Go through the material below and copy each line where the word "bilen" appears.
************
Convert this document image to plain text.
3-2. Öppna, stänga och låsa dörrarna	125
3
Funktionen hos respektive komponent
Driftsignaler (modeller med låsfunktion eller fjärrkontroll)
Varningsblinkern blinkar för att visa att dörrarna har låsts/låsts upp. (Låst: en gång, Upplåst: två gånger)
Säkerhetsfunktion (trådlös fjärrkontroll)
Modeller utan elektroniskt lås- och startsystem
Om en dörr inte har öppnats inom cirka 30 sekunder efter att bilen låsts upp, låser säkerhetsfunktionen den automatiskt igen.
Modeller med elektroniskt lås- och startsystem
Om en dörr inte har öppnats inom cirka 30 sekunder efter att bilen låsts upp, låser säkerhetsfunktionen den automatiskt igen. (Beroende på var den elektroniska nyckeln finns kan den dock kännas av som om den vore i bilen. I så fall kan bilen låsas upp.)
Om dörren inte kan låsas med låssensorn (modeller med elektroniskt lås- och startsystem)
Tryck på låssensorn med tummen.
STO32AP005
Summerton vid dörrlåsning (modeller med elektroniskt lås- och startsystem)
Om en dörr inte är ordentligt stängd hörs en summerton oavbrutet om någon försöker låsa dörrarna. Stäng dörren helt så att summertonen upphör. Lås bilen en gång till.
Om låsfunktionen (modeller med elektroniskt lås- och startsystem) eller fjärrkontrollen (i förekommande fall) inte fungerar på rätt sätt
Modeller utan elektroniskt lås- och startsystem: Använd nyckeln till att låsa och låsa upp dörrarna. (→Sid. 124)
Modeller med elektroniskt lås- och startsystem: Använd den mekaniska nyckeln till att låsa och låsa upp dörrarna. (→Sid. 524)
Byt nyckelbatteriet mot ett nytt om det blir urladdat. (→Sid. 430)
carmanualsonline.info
************
EXPECTED ANSWER ▸
Om en dörr inte har öppnats inom cirka 30 sekunder efter att bilen låsts upp, låser säkerhetsfunktionen den automatiskt igen.
Om en dörr inte har öppnats inom cirka 30 sekunder efter att bilen låsts upp, låser säkerhetsfunktionen den automatiskt igen. (Beroende på var den elektroniska nyckeln finns kan den dock kännas av som om den vore i bilen. I så fall kan bilen låsas upp.)
Om en dörr inte är ordentligt stängd hörs en summerton oavbrutet om någon försöker låsa dörrarna. Stäng dörren helt så att summertonen upphör. Lås bilen en gång till.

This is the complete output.